Supplied data:

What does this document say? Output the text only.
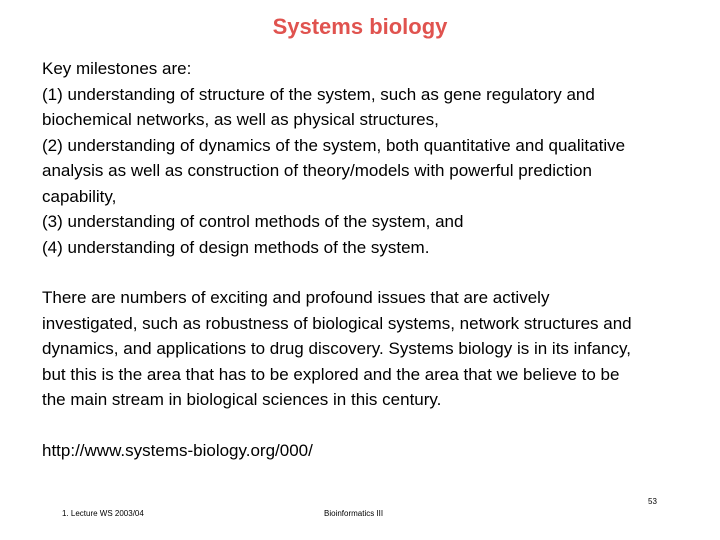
Systems biology

Key milestones are:
(1) understanding of structure of the system, such as gene regulatory and
biochemical networks, as well as physical structures,
(2) understanding of dynamics of the system, both quantitative and qualitative
analysis as well as construction of theory/models with powerful prediction
capability,
(3) understanding of control methods of the system, and
(4) understanding of design methods of the system.

There are numbers of exciting and profound issues that are actively
investigated, such as robustness of biological systems, network structures and
dynamics, and applications to drug discovery. Systems biology is in its infancy,
but this is the area that has to be explored and the area that we believe to be
the main stream in biological sciences in this century.

http://www.systems-biology.org/000/

53
1. Lecture WS 2003/04	Bioinformatics III
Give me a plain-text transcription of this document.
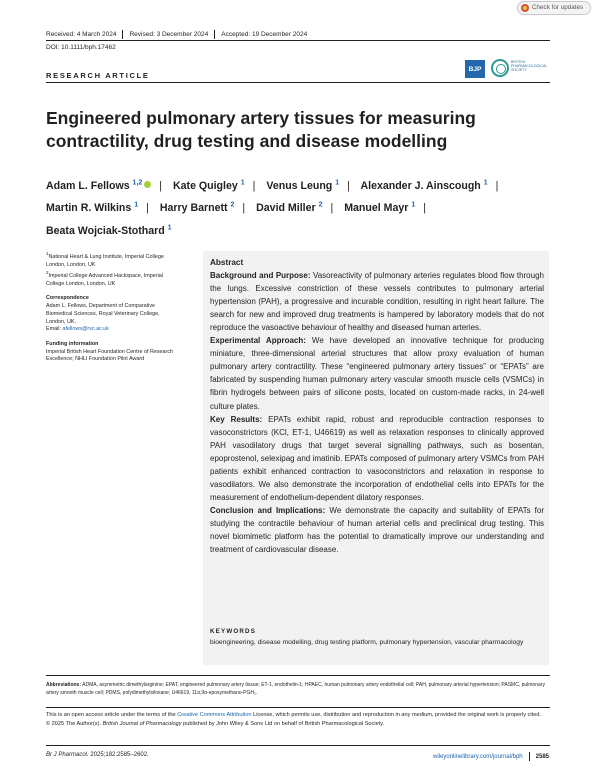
Check for updates
Received: 4 March 2024 Revised: 3 December 2024 Accepted: 19 December 2024
DOI: 10.1111/bph.17462
RESEARCH ARTICLE
BJP
BRITISH PHARMACOLOGICAL SOCIETY
Engineered pulmonary artery tissues for measuring contractility, drug testing and disease modelling
Adam L. Fellows $^{1,2}$ | Kate Quigley $^1$ | Venus Leung $^1$ | Alexander J. Ainscough $^1$ |
Martin R. Wilkins $^1$ | Harry Barnett $^2$ | David Miller $^2$ | Manuel Mayr $^1$ |
Beata Wojciak-Stothard $^1$
$^1$National Heart & Lung Institute, Imperial College London, London, UK
$^2$Imperial College Advanced Hackspace, Imperial College London, London, UK
Correspondence
Adam L. Fellows, Department of Comparative Biomedical Sciences, Royal Veterinary College, London, UK.
Email: afellows@rvc.ac.uk
Funding information
Imperial British Heart Foundation Centre of Research Excellence; NHLI Foundation Pilot Award
Abstract

Background and Purpose: Vasoreactivity of pulmonary arteries regulates blood flow through the lungs. Excessive constriction of these vessels contributes to pulmonary arterial hypertension (PAH), a progressive and incurable condition, resulting in right heart failure. The search for new and improved drug treatments is hampered by laboratory models that do not reproduce the vasoactive behaviour of healthy and diseased human arteries.

Experimental Approach: We have developed an innovative technique for producing miniature, three-dimensional arterial structures that allow proxy evaluation of human pulmonary artery contractility. These “engineered pulmonary artery tissues” or “EPATs” are fabricated by suspending human pulmonary artery vascular smooth muscle cells (VSMCs) in fibrin hydrogels between pairs of silicone posts, located on custom-made racks, in 24-well culture plates.

Key Results: EPATs exhibit rapid, robust and reproducible contraction responses to vasoconstrictors (KCl, ET-1, U46619) as well as relaxation responses to clinically approved PAH vasodilatory drugs that target several signalling pathways, such as bosentan, epoprostenol, selexipag and imatinib. EPATs composed of pulmonary artery VSMCs from PAH patients exhibit enhanced contraction to vasoconstrictors and relaxation in response to vasodilators. We also demonstrate the incorporation of endothelial cells into EPATs for the measurement of endothelium-dependent dilatory responses.

Conclusion and Implications: We demonstrate the capacity and suitability of EPATs for studying the contractile behaviour of human arterial cells and preclinical drug testing. This novel biomimetic platform has the potential to dramatically improve our understanding and treatment of cardiovascular disease.

KEYWORDS
bioengineering, disease modelling, drug testing platform, pulmonary hypertension, vascular pharmacology
Abbreviations: ADMA, asymmetric dimethylarginine; EPAT, engineered pulmonary artery tissue; ET-1, endothelin-1; HPAEC, human pulmonary artery endothelial cell; PAH, pulmonary arterial hypertension; PASMC, pulmonary artery smooth muscle cell; PDMS, polydimethylsiloxane; U46619, 11α,9α-epoxymethano-PGH₂.
This is an open access article under the terms of the Creative Commons Attribution License, which permits use, distribution and reproduction in any medium, provided the original work is properly cited.
© 2025 The Author(s). British Journal of Pharmacology published by John Wiley & Sons Ltd on behalf of British Pharmacological Society.
Br J Pharmacol. 2025;182:2585–2602.	wileyonlinelibrary.com/journal/bph 2585
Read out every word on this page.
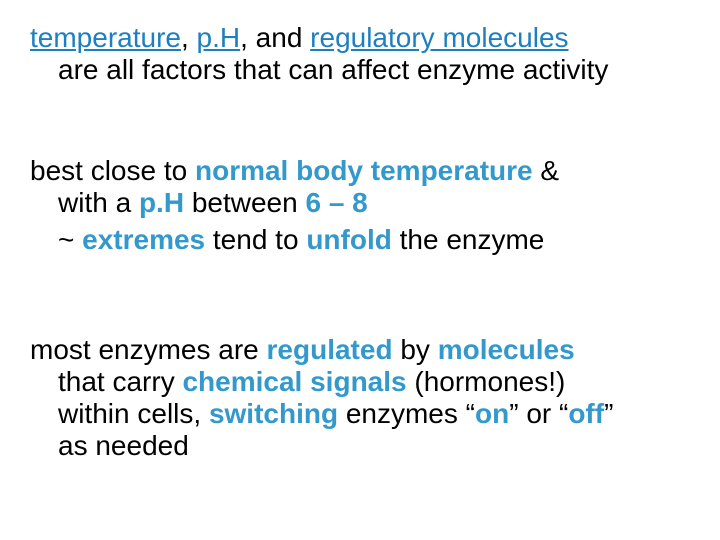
temperature, p.H, and regulatory molecules
are all factors that can affect enzyme activity
best close to normal body temperature &
with a p.H between 6 – 8
~ extremes tend to unfold the enzyme
most enzymes are regulated by molecules
that carry chemical signals (hormones!)
within cells, switching enzymes “on” or “off”
as needed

What is needed: Pictures aside, return all of the material exactly as written.

Result of the task:
What does this document say? Output the text only.
Systems biology

Key milestones are:
(1) understanding of structure of the system, such as gene regulatory and
biochemical networks, as well as physical structures,
(2) understanding of dynamics of the system, both quantitative and qualitative
analysis as well as construction of theory/models with powerful prediction
capability,
(3) understanding of control methods of the system, and
(4) understanding of design methods of the system.

There are numbers of exciting and profound issues that are actively
investigated, such as robustness of biological systems, network structures and
dynamics, and applications to drug discovery. Systems biology is in its infancy,
but this is the area that has to be explored and the area that we believe to be
the main stream in biological sciences in this century.

http://www.systems-biology.org/000/

53
1. Lecture WS 2003/04	Bioinformatics III
Give me a plain-text transcription of this document.
Check for updates
Received: 4 March 2024 Revised: 3 December 2024 Accepted: 19 December 2024
DOI: 10.1111/bph.17462
RESEARCH ARTICLE
BJP
BRITISH PHARMACOLOGICAL SOCIETY
Engineered pulmonary artery tissues for measuring contractility, drug testing and disease modelling
Adam L. Fellows $^{1,2}$ | Kate Quigley $^1$ | Venus Leung $^1$ | Alexander J. Ainscough $^1$ |
Martin R. Wilkins $^1$ | Harry Barnett $^2$ | David Miller $^2$ | Manuel Mayr $^1$ |
Beata Wojciak-Stothard $^1$
$^1$National Heart & Lung Institute, Imperial College London, London, UK
$^2$Imperial College Advanced Hackspace, Imperial College London, London, UK
Correspondence
Adam L. Fellows, Department of Comparative Biomedical Sciences, Royal Veterinary College, London, UK.
Email: afellows@rvc.ac.uk
Funding information
Imperial British Heart Foundation Centre of Research Excellence; NHLI Foundation Pilot Award
Abstract

Background and Purpose: Vasoreactivity of pulmonary arteries regulates blood flow through the lungs. Excessive constriction of these vessels contributes to pulmonary arterial hypertension (PAH), a progressive and incurable condition, resulting in right heart failure. The search for new and improved drug treatments is hampered by laboratory models that do not reproduce the vasoactive behaviour of healthy and diseased human arteries.

Experimental Approach: We have developed an innovative technique for producing miniature, three-dimensional arterial structures that allow proxy evaluation of human pulmonary artery contractility. These “engineered pulmonary artery tissues” or “EPATs” are fabricated by suspending human pulmonary artery vascular smooth muscle cells (VSMCs) in fibrin hydrogels between pairs of silicone posts, located on custom-made racks, in 24-well culture plates.

Key Results: EPATs exhibit rapid, robust and reproducible contraction responses to vasoconstrictors (KCl, ET-1, U46619) as well as relaxation responses to clinically approved PAH vasodilatory drugs that target several signalling pathways, such as bosentan, epoprostenol, selexipag and imatinib. EPATs composed of pulmonary artery VSMCs from PAH patients exhibit enhanced contraction to vasoconstrictors and relaxation in response to vasodilators. We also demonstrate the incorporation of endothelial cells into EPATs for the measurement of endothelium-dependent dilatory responses.

Conclusion and Implications: We demonstrate the capacity and suitability of EPATs for studying the contractile behaviour of human arterial cells and preclinical drug testing. This novel biomimetic platform has the potential to dramatically improve our understanding and treatment of cardiovascular disease.

KEYWORDS
bioengineering, disease modelling, drug testing platform, pulmonary hypertension, vascular pharmacology
Abbreviations: ADMA, asymmetric dimethylarginine; EPAT, engineered pulmonary artery tissue; ET-1, endothelin-1; HPAEC, human pulmonary artery endothelial cell; PAH, pulmonary arterial hypertension; PASMC, pulmonary artery smooth muscle cell; PDMS, polydimethylsiloxane; U46619, 11α,9α-epoxymethano-PGH₂.
This is an open access article under the terms of the Creative Commons Attribution License, which permits use, distribution and reproduction in any medium, provided the original work is properly cited.
© 2025 The Author(s). British Journal of Pharmacology published by John Wiley & Sons Ltd on behalf of British Pharmacological Society.
Br J Pharmacol. 2025;182:2585–2602.	wileyonlinelibrary.com/journal/bph 2585
Read out every word on this page.
temperature, p.H, and regulatory molecules
are all factors that can affect enzyme activity
best close to normal body temperature &
with a p.H between 6 – 8
~ extremes tend to unfold the enzyme
most enzymes are regulated by molecules
that carry chemical signals (hormones!)
within cells, switching enzymes “on” or “off”
as needed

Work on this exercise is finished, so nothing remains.